→ Given exercise
Your task is to repeat the entries word for word while leaving out the pictures.

Chart and figure data:
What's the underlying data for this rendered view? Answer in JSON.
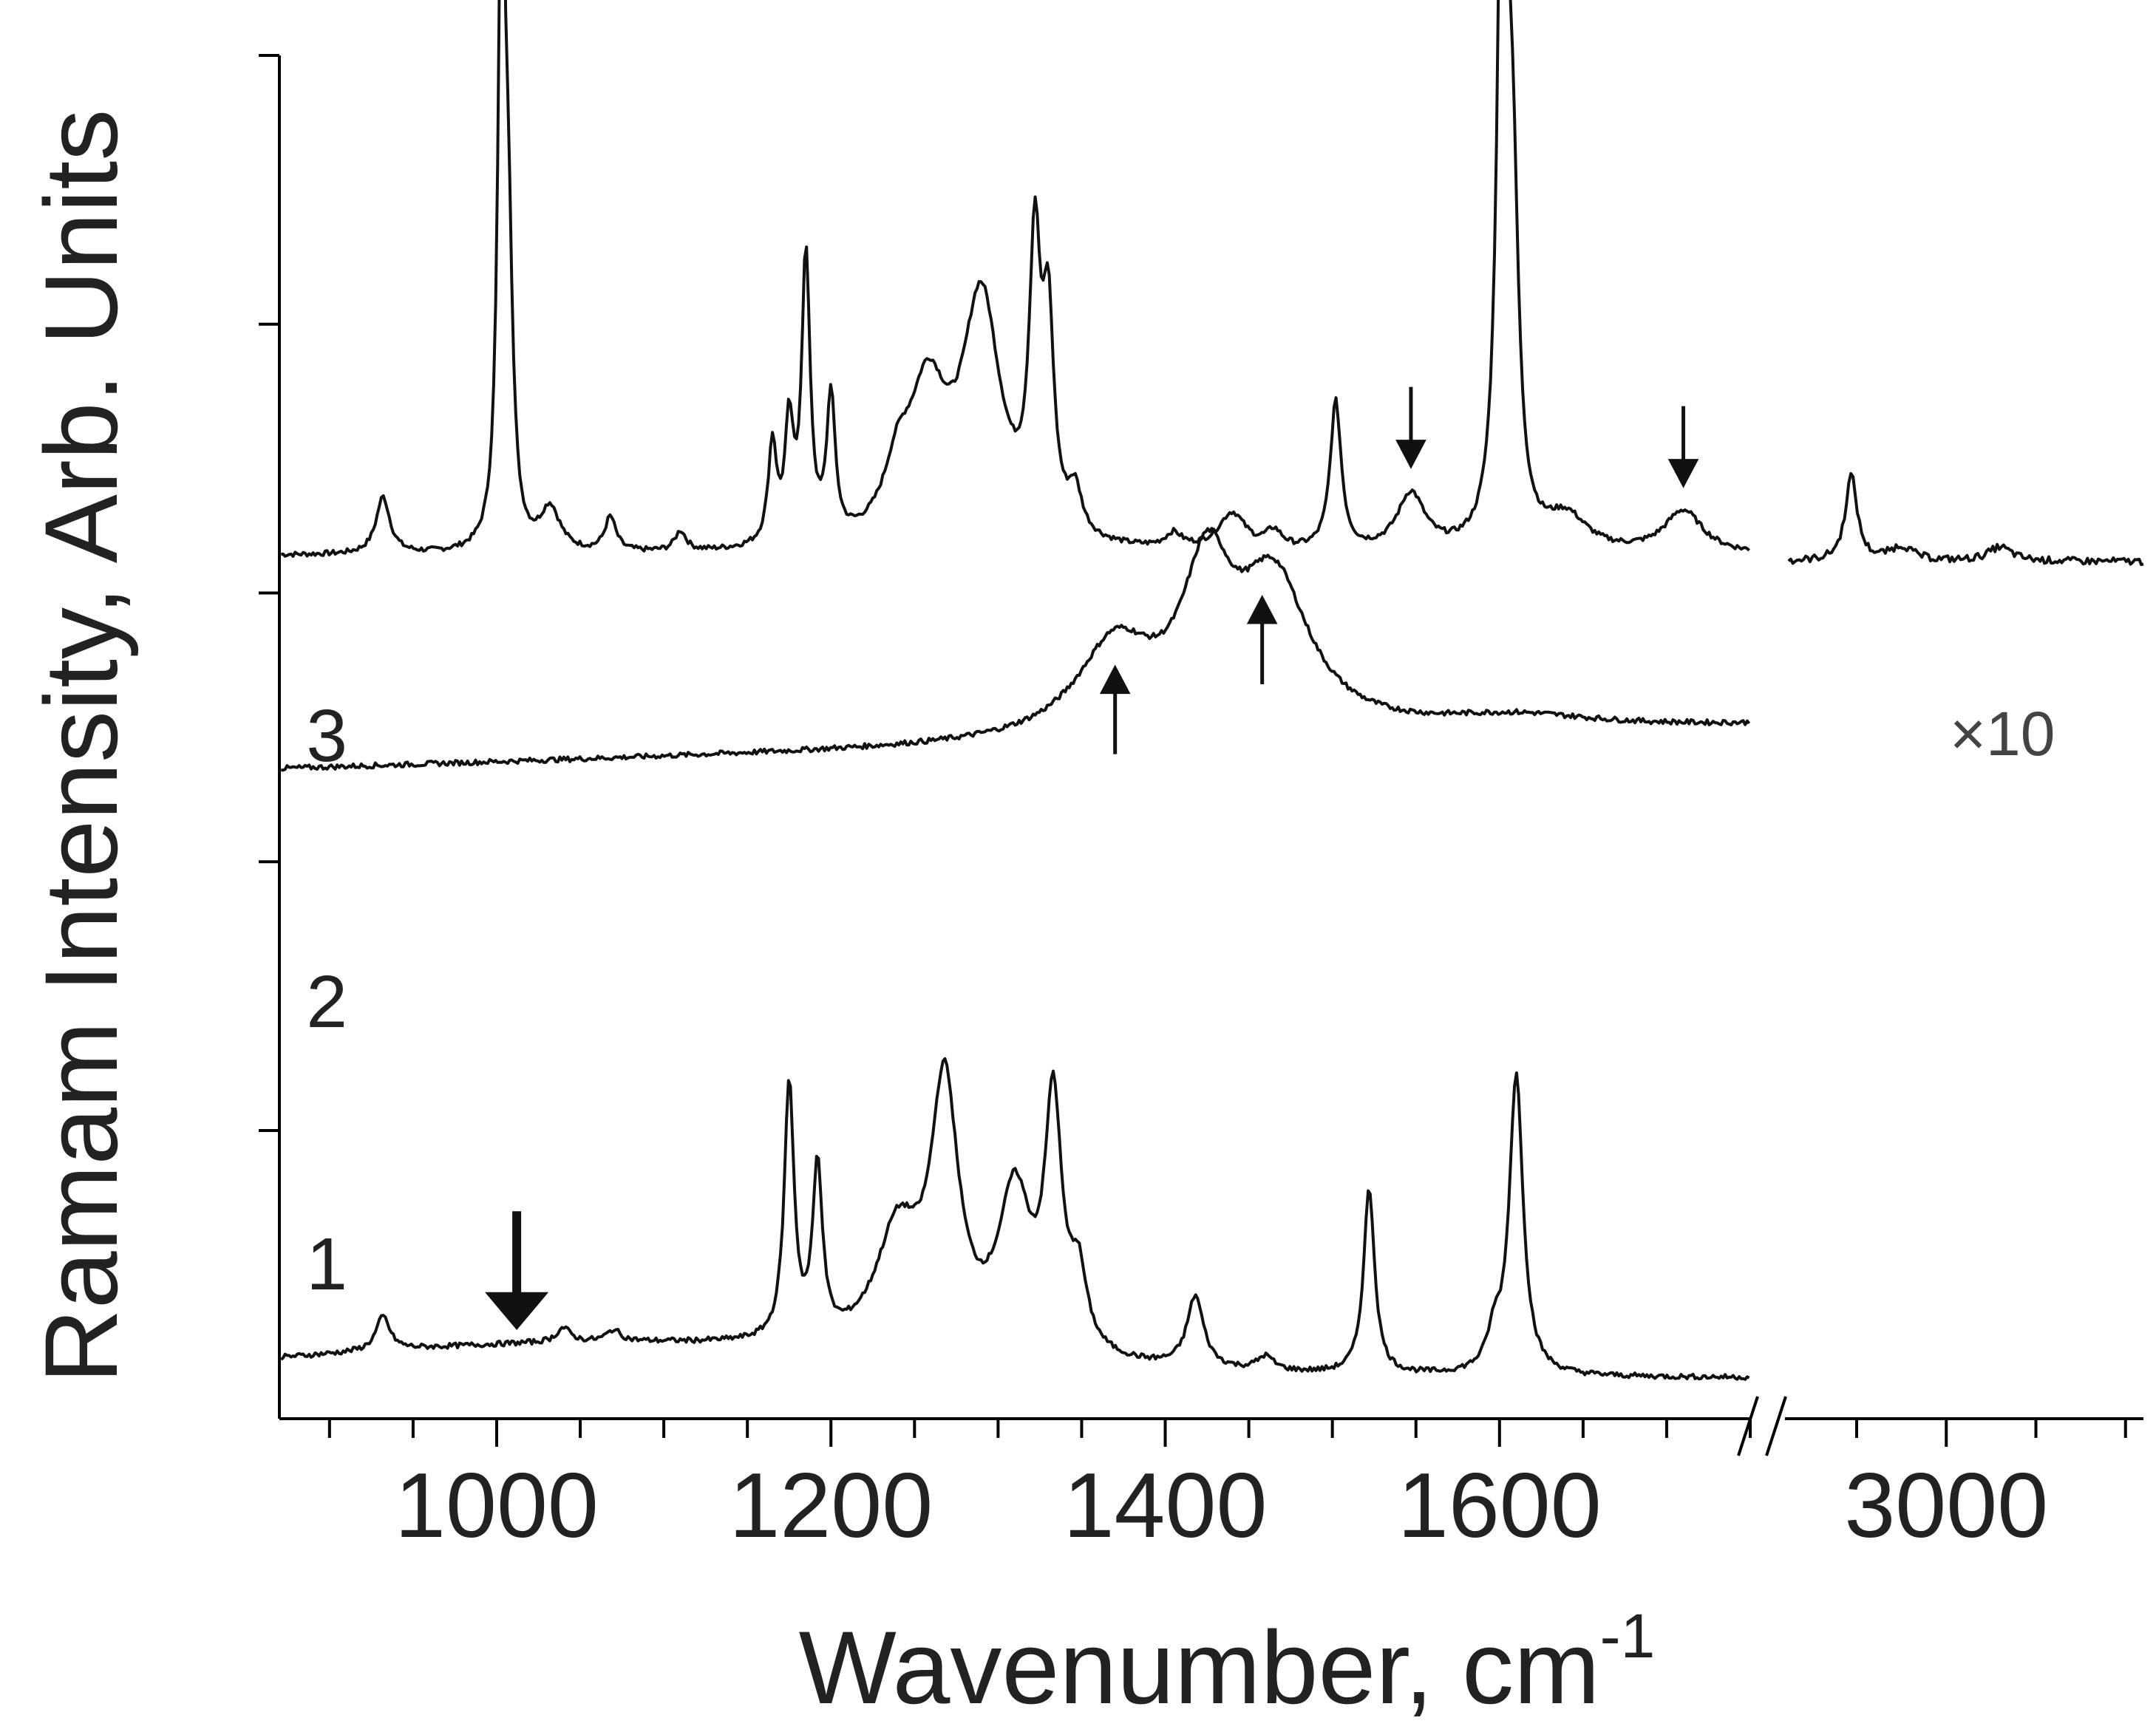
{
  "chart_data": {
    "type": "line",
    "title": "",
    "xlabel": "Wavenumber, cm",
    "xlabel_superscript": "-1",
    "ylabel": "Ramam Intensity, Arb. Units",
    "x_axis_break": true,
    "x_segments": [
      {
        "range": [
          870,
          1750
        ],
        "major_ticks": [
          1000,
          1200,
          1400,
          1600
        ],
        "minor_tick_step": 50
      },
      {
        "range": [
          2910,
          3110
        ],
        "major_ticks": [
          3000
        ],
        "minor_tick_step": 50
      }
    ],
    "y_ticks_unlabeled": 5,
    "grid": false,
    "legend": "none",
    "series": [
      {
        "name": "3",
        "baseline": 2.95,
        "peaks": [
          {
            "x": 932,
            "h": 0.2,
            "w": 5
          },
          {
            "x": 1003,
            "h": 2.3,
            "w": 2.5
          },
          {
            "x": 1007,
            "h": 0.9,
            "w": 3
          },
          {
            "x": 1032,
            "h": 0.15,
            "w": 7
          },
          {
            "x": 1068,
            "h": 0.12,
            "w": 4
          },
          {
            "x": 1110,
            "h": 0.07,
            "w": 4
          },
          {
            "x": 1165,
            "h": 0.35,
            "w": 3
          },
          {
            "x": 1175,
            "h": 0.4,
            "w": 3
          },
          {
            "x": 1185,
            "h": 1.0,
            "w": 3
          },
          {
            "x": 1200,
            "h": 0.5,
            "w": 3
          },
          {
            "x": 1240,
            "h": 0.2,
            "w": 10
          },
          {
            "x": 1258,
            "h": 0.5,
            "w": 14
          },
          {
            "x": 1290,
            "h": 0.85,
            "w": 14
          },
          {
            "x": 1322,
            "h": 0.95,
            "w": 4
          },
          {
            "x": 1330,
            "h": 0.7,
            "w": 4
          },
          {
            "x": 1346,
            "h": 0.15,
            "w": 5
          },
          {
            "x": 1405,
            "h": 0.05,
            "w": 6
          },
          {
            "x": 1440,
            "h": 0.13,
            "w": 10
          },
          {
            "x": 1465,
            "h": 0.06,
            "w": 6
          },
          {
            "x": 1502,
            "h": 0.52,
            "w": 4
          },
          {
            "x": 1547,
            "h": 0.2,
            "w": 10
          },
          {
            "x": 1602,
            "h": 2.8,
            "w": 3.5
          },
          {
            "x": 1608,
            "h": 1.0,
            "w": 4
          },
          {
            "x": 1640,
            "h": 0.12,
            "w": 15
          },
          {
            "x": 1710,
            "h": 0.15,
            "w": 14
          },
          {
            "x": 2947,
            "h": 0.3,
            "w": 4
          },
          {
            "x": 2975,
            "h": 0.05,
            "w": 8
          },
          {
            "x": 3030,
            "h": 0.05,
            "w": 8
          }
        ]
      },
      {
        "name": "2",
        "baseline": 2.2,
        "peaks": [
          {
            "x": 1370,
            "h": 0.32,
            "w": 28
          },
          {
            "x": 1425,
            "h": 0.52,
            "w": 18
          },
          {
            "x": 1465,
            "h": 0.52,
            "w": 26
          },
          {
            "x": 1610,
            "h": 0.05,
            "w": 60
          }
        ]
      },
      {
        "name": "1",
        "baseline": 0.0,
        "peaks": [
          {
            "x": 932,
            "h": 0.12,
            "w": 5
          },
          {
            "x": 1040,
            "h": 0.05,
            "w": 5
          },
          {
            "x": 1070,
            "h": 0.04,
            "w": 5
          },
          {
            "x": 1175,
            "h": 0.9,
            "w": 3.5
          },
          {
            "x": 1192,
            "h": 0.6,
            "w": 3.5
          },
          {
            "x": 1240,
            "h": 0.4,
            "w": 16
          },
          {
            "x": 1268,
            "h": 0.9,
            "w": 10
          },
          {
            "x": 1310,
            "h": 0.55,
            "w": 12
          },
          {
            "x": 1333,
            "h": 0.85,
            "w": 6
          },
          {
            "x": 1348,
            "h": 0.25,
            "w": 6
          },
          {
            "x": 1418,
            "h": 0.25,
            "w": 6
          },
          {
            "x": 1460,
            "h": 0.05,
            "w": 6
          },
          {
            "x": 1522,
            "h": 0.65,
            "w": 4
          },
          {
            "x": 1597,
            "h": 0.12,
            "w": 5
          },
          {
            "x": 1610,
            "h": 1.05,
            "w": 5
          }
        ]
      }
    ],
    "annotations": [
      {
        "text": "×10",
        "series": "3"
      }
    ],
    "markers": [
      {
        "type": "arrow-down-bold",
        "x": 1012,
        "series": "1"
      },
      {
        "type": "arrow-up",
        "x": 1370,
        "series": "2"
      },
      {
        "type": "arrow-up",
        "x": 1458,
        "series": "2"
      },
      {
        "type": "arrow-down",
        "x": 1547,
        "series": "3"
      },
      {
        "type": "arrow-down",
        "x": 1710,
        "series": "3"
      }
    ]
  }
}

→ Output for this task
What's the underlying data for this rendered view? Answer in JSON.
{
  "chart_data": {
    "type": "line",
    "title": "",
    "xlabel": "Wavenumber, cm",
    "xlabel_superscript": "-1",
    "ylabel": "Ramam Intensity, Arb. Units",
    "x_axis_break": true,
    "x_segments": [
      {
        "range": [
          870,
          1750
        ],
        "major_ticks": [
          1000,
          1200,
          1400,
          1600
        ],
        "minor_tick_step": 50
      },
      {
        "range": [
          2910,
          3110
        ],
        "major_ticks": [
          3000
        ],
        "minor_tick_step": 50
      }
    ],
    "y_ticks_unlabeled": 5,
    "grid": false,
    "legend": "none",
    "series": [
      {
        "name": "3",
        "baseline": 2.95,
        "peaks": [
          {
            "x": 932,
            "h": 0.2,
            "w": 5
          },
          {
            "x": 1003,
            "h": 2.3,
            "w": 2.5
          },
          {
            "x": 1007,
            "h": 0.9,
            "w": 3
          },
          {
            "x": 1032,
            "h": 0.15,
            "w": 7
          },
          {
            "x": 1068,
            "h": 0.12,
            "w": 4
          },
          {
            "x": 1110,
            "h": 0.07,
            "w": 4
          },
          {
            "x": 1165,
            "h": 0.35,
            "w": 3
          },
          {
            "x": 1175,
            "h": 0.4,
            "w": 3
          },
          {
            "x": 1185,
            "h": 1.0,
            "w": 3
          },
          {
            "x": 1200,
            "h": 0.5,
            "w": 3
          },
          {
            "x": 1240,
            "h": 0.2,
            "w": 10
          },
          {
            "x": 1258,
            "h": 0.5,
            "w": 14
          },
          {
            "x": 1290,
            "h": 0.85,
            "w": 14
          },
          {
            "x": 1322,
            "h": 0.95,
            "w": 4
          },
          {
            "x": 1330,
            "h": 0.7,
            "w": 4
          },
          {
            "x": 1346,
            "h": 0.15,
            "w": 5
          },
          {
            "x": 1405,
            "h": 0.05,
            "w": 6
          },
          {
            "x": 1440,
            "h": 0.13,
            "w": 10
          },
          {
            "x": 1465,
            "h": 0.06,
            "w": 6
          },
          {
            "x": 1502,
            "h": 0.52,
            "w": 4
          },
          {
            "x": 1547,
            "h": 0.2,
            "w": 10
          },
          {
            "x": 1602,
            "h": 2.8,
            "w": 3.5
          },
          {
            "x": 1608,
            "h": 1.0,
            "w": 4
          },
          {
            "x": 1640,
            "h": 0.12,
            "w": 15
          },
          {
            "x": 1710,
            "h": 0.15,
            "w": 14
          },
          {
            "x": 2947,
            "h": 0.3,
            "w": 4
          },
          {
            "x": 2975,
            "h": 0.05,
            "w": 8
          },
          {
            "x": 3030,
            "h": 0.05,
            "w": 8
          }
        ]
      },
      {
        "name": "2",
        "baseline": 2.2,
        "peaks": [
          {
            "x": 1370,
            "h": 0.32,
            "w": 28
          },
          {
            "x": 1425,
            "h": 0.52,
            "w": 18
          },
          {
            "x": 1465,
            "h": 0.52,
            "w": 26
          },
          {
            "x": 1610,
            "h": 0.05,
            "w": 60
          }
        ]
      },
      {
        "name": "1",
        "baseline": 0.0,
        "peaks": [
          {
            "x": 932,
            "h": 0.12,
            "w": 5
          },
          {
            "x": 1040,
            "h": 0.05,
            "w": 5
          },
          {
            "x": 1070,
            "h": 0.04,
            "w": 5
          },
          {
            "x": 1175,
            "h": 0.9,
            "w": 3.5
          },
          {
            "x": 1192,
            "h": 0.6,
            "w": 3.5
          },
          {
            "x": 1240,
            "h": 0.4,
            "w": 16
          },
          {
            "x": 1268,
            "h": 0.9,
            "w": 10
          },
          {
            "x": 1310,
            "h": 0.55,
            "w": 12
          },
          {
            "x": 1333,
            "h": 0.85,
            "w": 6
          },
          {
            "x": 1348,
            "h": 0.25,
            "w": 6
          },
          {
            "x": 1418,
            "h": 0.25,
            "w": 6
          },
          {
            "x": 1460,
            "h": 0.05,
            "w": 6
          },
          {
            "x": 1522,
            "h": 0.65,
            "w": 4
          },
          {
            "x": 1597,
            "h": 0.12,
            "w": 5
          },
          {
            "x": 1610,
            "h": 1.05,
            "w": 5
          }
        ]
      }
    ],
    "annotations": [
      {
        "text": "×10",
        "series": "3"
      }
    ],
    "markers": [
      {
        "type": "arrow-down-bold",
        "x": 1012,
        "series": "1"
      },
      {
        "type": "arrow-up",
        "x": 1370,
        "series": "2"
      },
      {
        "type": "arrow-up",
        "x": 1458,
        "series": "2"
      },
      {
        "type": "arrow-down",
        "x": 1547,
        "series": "3"
      },
      {
        "type": "arrow-down",
        "x": 1710,
        "series": "3"
      }
    ]
  }
}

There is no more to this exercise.